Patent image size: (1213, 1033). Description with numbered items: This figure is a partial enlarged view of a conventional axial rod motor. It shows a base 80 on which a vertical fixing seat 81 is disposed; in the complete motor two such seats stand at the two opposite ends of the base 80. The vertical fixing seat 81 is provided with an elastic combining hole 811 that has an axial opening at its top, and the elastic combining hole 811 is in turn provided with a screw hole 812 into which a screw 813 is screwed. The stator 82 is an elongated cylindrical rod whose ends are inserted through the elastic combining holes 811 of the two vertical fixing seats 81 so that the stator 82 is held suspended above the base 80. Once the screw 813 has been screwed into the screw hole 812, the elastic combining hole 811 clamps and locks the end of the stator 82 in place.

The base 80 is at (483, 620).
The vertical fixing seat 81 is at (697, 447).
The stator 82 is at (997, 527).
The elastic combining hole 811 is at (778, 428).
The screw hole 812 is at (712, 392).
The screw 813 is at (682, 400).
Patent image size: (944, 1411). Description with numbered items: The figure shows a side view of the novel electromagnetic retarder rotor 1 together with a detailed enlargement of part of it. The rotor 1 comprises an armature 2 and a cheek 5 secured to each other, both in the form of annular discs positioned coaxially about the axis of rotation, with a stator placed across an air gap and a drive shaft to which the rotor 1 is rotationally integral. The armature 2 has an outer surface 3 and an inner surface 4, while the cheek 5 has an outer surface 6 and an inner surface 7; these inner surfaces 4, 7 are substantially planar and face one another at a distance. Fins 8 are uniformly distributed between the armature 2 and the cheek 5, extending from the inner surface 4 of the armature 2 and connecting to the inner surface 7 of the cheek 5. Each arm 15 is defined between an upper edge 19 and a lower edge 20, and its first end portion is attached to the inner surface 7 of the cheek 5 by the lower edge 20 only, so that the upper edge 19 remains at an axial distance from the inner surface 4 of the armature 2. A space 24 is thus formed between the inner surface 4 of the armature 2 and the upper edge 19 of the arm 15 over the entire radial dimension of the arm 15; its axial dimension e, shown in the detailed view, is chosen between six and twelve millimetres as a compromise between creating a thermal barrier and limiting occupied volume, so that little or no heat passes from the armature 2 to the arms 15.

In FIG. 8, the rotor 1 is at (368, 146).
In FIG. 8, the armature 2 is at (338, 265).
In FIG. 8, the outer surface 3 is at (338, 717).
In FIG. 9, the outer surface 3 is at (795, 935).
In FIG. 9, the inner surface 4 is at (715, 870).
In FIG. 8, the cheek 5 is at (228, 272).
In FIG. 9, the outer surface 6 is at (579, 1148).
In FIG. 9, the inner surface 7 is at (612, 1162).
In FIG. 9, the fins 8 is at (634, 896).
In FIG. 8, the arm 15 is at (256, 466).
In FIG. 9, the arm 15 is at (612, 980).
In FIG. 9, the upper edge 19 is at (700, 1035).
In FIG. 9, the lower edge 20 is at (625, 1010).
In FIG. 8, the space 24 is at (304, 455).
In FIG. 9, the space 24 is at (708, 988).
.....
→ **REQUIRED WORK**:
Rewrite the entries from the start through the line containing "The screw 813 is at (682, 400).", both ends included, swapping "motor" for "engine". Leave every other word as it stands and give back only those lines.

→ **OUTPUT OF THE EXERCISE**:
Patent image size: (1213, 1033). Description with numbered items: This figure is a partial enlarged view of a conventional axial rod engine. It shows a base 80 on which a vertical fixing seat 81 is disposed; in the complete engine two such seats stand at the two opposite ends of the base 80. The vertical fixing seat 81 is provided with an elastic combining hole 811 that has an axial opening at its top, and the elastic combining hole 811 is in turn provided with a screw hole 812 into which a screw 813 is screwed. The stator 82 is an elongated cylindrical rod whose ends are inserted through the elastic combining holes 811 of the two vertical fixing seats 81 so that the stator 82 is held suspended above the base 80. Once the screw 813 has been screwed into the screw hole 812, the elastic combining hole 811 clamps and locks the end of the stator 82 in place.

The base 80 is at (483, 620).
The vertical fixing seat 81 is at (697, 447).
The stator 82 is at (997, 527).
The elastic combining hole 811 is at (778, 428).
The screw hole 812 is at (712, 392).
The screw 813 is at (682, 400).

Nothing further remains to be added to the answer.